The identification process is built on one rule: find a strong impulsive move, then look at the candle immediately before it started. That candle is your candidate order block. The directional logic differs depending on which way price moved.

Bullish order blocks

A bullish order block is the last bearish candle before a sharp move up. Look for a sequence where price drops briefly, then reverses with a strong impulsive run higher — multiple large bullish candles, little to no retracement. The final red candle before that run is the order block. The zone is typically drawn from the candle's low to its close (the body), though some practitioners use the full high-to-low range.

The rationale: institutional buyers were accumulating in that final bearish candle — absorbing the retail selling — before driving price up with their full position.

Bearish order blocks

A bearish order block is the last bullish candle before a sharp move down. The same logic applies in reverse: institutions distribute (sell) their position into the retail buying, then push price lower. The final green candle before the impulsive drop is the order block zone — typically drawn from the candle's high down to its open.

My apprentice always asks why it's the opposite-coloured candle. I tell him the institution needs someone to sell to (bullish block) or someone to buy from (bearish block). The retail crowd provides that. He groans. I consider it a teaching success.

Confirming it's a valid zone

Not every candle before a move is a valid order block. Three filters improve reliability:

  • The subsequent move must be impulsive. A gradual drift doesn't qualify. You need at least two or three large candles moving decisively in one direction, with minimal retracement. The sharper the move, the more confident you can be about the institutional activity behind it.
  • The zone should be untested. A fresh order block — one price has not returned to since the initial move — is significantly stronger than one that has already been revisited. Each time the zone is tested, some of the remaining orders get filled, weakening the level.

──────

Directive A
In the order block passage, what is a bullish order block?
Directive B
For each statement, say whether it agrees with the order block passage, answering yes or no and quoting the words that decide it: (i) A bearish order block zone is typically drawn from the candle's high down to its open. (ii) A gradual drift qualifies as an impulsive move. (iii) An order block that price has already revisited is stronger than a fresh one.
Directive C
Extract the stretch of the order block passage from "Confirming it's a" through "activity behind it.", copying it word for word.

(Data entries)
──────

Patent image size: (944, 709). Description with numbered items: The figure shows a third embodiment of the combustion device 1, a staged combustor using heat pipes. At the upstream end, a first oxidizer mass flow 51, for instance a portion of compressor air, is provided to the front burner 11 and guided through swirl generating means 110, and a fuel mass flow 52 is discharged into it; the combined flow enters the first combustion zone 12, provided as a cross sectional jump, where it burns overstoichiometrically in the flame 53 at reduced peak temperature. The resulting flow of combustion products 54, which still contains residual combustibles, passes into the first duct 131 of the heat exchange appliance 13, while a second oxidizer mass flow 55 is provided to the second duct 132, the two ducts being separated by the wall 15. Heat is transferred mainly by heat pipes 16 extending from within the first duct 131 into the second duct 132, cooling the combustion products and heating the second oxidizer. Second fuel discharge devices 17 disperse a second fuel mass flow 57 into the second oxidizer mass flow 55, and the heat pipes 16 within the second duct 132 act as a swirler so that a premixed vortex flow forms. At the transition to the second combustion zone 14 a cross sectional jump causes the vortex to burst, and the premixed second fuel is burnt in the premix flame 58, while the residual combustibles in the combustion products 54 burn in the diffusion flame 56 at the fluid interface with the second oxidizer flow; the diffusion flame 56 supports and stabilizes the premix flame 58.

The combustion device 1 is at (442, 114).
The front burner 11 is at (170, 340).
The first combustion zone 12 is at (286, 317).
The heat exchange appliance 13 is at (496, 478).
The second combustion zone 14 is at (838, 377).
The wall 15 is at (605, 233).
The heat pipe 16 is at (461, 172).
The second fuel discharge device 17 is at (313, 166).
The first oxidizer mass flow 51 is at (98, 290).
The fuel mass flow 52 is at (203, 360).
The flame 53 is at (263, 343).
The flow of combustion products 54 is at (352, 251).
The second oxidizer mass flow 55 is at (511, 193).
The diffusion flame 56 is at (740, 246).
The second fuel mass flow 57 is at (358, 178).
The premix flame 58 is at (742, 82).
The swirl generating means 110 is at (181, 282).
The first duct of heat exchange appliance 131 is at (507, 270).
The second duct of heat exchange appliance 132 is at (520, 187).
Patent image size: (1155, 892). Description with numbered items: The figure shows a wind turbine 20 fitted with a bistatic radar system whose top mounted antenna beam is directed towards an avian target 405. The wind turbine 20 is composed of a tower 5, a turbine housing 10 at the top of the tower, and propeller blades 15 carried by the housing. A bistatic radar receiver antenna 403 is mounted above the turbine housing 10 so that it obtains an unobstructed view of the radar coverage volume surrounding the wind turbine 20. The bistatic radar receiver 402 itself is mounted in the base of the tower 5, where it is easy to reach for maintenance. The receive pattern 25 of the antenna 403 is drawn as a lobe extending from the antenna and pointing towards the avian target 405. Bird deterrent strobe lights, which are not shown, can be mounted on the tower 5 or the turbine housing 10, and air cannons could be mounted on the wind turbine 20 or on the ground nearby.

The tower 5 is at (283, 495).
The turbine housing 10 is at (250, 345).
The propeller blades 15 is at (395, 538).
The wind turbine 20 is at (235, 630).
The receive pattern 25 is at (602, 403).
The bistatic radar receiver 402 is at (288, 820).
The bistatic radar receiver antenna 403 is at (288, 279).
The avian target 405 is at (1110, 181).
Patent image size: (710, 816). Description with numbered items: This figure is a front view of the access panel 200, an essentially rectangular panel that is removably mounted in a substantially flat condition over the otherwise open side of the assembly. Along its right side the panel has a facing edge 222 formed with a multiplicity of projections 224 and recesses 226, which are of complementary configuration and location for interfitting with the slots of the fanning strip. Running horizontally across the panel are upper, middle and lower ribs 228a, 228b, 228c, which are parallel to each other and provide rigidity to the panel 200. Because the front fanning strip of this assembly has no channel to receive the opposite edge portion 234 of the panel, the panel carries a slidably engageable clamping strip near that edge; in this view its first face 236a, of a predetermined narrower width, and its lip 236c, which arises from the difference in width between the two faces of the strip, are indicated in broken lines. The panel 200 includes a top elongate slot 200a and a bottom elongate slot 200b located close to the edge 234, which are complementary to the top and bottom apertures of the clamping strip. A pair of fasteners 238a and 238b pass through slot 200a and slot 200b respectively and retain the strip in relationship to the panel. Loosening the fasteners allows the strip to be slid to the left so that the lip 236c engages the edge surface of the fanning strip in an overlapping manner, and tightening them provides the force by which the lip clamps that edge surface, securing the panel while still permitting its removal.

──────

Complete answer A
It is the last bearish candle before a sharp move up.

Complete answer B
(i) Yes: "typically drawn from the candle's high down to its open"
(ii) No: "A gradual drift doesn't qualify."
(iii) No: "A fresh order block — one price has not returned to since the initial move — is significantly stronger than one that has already been revisited."

Complete answer C
Confirming it's a valid zone

Not every candle before a move is a valid order block. Three filters improve reliability:

  • The subsequent move must be impulsive. A gradual drift doesn't qualify. You need at least two or three large candles moving decisively in one direction, with minimal retracement. The sharper the move, the more confident you can be about the institutional activity behind it.